The request:
Reproduce verbatim everything from the beginning of the data down to and including the line that contains "blue-left-label: 4000 [158, 528, 182, 540]".

Recorded data:
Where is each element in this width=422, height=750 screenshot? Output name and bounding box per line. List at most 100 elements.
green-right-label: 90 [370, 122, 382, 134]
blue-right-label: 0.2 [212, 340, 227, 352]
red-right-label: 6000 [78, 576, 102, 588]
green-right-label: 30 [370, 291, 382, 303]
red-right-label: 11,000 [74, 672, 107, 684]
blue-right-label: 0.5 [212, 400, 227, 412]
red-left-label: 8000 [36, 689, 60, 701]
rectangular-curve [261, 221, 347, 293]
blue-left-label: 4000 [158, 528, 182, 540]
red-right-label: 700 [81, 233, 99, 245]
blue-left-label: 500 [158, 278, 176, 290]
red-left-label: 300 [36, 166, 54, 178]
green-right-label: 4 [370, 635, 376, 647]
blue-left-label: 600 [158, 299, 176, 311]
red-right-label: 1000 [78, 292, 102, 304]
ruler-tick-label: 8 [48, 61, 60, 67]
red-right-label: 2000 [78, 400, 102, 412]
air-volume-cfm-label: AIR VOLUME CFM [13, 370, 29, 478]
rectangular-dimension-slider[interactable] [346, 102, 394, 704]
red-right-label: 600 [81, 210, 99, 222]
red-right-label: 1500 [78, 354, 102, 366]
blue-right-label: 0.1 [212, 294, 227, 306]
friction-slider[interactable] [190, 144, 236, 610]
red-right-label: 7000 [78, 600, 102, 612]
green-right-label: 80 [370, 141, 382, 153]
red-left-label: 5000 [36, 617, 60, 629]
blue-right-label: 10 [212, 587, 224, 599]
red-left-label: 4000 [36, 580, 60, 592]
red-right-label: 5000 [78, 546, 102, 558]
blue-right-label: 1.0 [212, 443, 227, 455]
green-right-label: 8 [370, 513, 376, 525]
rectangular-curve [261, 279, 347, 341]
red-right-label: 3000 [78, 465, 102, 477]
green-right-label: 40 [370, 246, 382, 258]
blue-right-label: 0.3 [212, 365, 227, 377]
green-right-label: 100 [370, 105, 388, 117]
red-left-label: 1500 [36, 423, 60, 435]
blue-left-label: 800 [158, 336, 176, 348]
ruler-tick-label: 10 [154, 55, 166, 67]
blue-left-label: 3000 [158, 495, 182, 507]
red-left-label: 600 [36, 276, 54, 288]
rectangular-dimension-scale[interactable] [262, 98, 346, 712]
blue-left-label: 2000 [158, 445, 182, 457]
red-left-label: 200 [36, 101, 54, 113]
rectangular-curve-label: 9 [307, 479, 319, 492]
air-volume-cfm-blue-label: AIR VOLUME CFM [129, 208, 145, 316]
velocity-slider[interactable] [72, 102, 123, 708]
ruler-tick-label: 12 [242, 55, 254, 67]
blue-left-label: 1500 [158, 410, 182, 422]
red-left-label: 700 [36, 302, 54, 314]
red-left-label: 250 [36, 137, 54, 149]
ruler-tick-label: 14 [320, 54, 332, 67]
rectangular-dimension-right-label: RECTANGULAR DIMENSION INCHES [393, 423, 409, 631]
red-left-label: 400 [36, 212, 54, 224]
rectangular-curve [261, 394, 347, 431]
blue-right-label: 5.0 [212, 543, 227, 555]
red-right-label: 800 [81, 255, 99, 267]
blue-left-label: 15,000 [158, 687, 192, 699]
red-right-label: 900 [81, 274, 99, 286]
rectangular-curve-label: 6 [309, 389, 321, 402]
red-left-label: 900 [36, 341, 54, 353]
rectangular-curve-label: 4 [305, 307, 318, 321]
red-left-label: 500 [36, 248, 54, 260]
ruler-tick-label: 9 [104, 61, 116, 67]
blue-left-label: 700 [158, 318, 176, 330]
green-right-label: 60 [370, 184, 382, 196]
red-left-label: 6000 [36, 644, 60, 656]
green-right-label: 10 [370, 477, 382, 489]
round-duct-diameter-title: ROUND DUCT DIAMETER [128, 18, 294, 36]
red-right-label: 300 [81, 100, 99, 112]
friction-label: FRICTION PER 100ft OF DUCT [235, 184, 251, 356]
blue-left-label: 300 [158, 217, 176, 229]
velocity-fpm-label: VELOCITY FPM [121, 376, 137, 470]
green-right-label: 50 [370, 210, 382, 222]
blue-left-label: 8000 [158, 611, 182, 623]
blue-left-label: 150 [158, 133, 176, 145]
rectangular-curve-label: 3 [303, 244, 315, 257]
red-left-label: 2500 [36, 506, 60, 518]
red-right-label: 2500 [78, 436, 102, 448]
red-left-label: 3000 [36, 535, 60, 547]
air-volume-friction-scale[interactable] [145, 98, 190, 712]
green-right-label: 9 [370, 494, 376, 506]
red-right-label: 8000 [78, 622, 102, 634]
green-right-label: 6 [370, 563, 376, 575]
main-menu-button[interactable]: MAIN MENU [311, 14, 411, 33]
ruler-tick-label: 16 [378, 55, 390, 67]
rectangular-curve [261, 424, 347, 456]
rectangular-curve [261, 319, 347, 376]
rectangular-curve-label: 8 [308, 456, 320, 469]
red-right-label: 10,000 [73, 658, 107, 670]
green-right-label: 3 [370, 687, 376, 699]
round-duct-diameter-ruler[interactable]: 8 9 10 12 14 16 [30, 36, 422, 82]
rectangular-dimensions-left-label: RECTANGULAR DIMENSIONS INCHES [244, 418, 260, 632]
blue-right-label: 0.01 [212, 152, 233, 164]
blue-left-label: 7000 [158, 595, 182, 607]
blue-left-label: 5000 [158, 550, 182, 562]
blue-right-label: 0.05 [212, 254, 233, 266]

Response to the exercise:
Where is each element in this width=422, height=750 screenshot? Output name and bounding box per line. List at most 100 elements.
green-right-label: 90 [370, 122, 382, 134]
blue-right-label: 0.2 [212, 340, 227, 352]
red-right-label: 6000 [78, 576, 102, 588]
green-right-label: 30 [370, 291, 382, 303]
red-right-label: 11,000 [74, 672, 107, 684]
blue-right-label: 0.5 [212, 400, 227, 412]
red-left-label: 8000 [36, 689, 60, 701]
rectangular-curve [261, 221, 347, 293]
blue-left-label: 4000 [158, 528, 182, 540]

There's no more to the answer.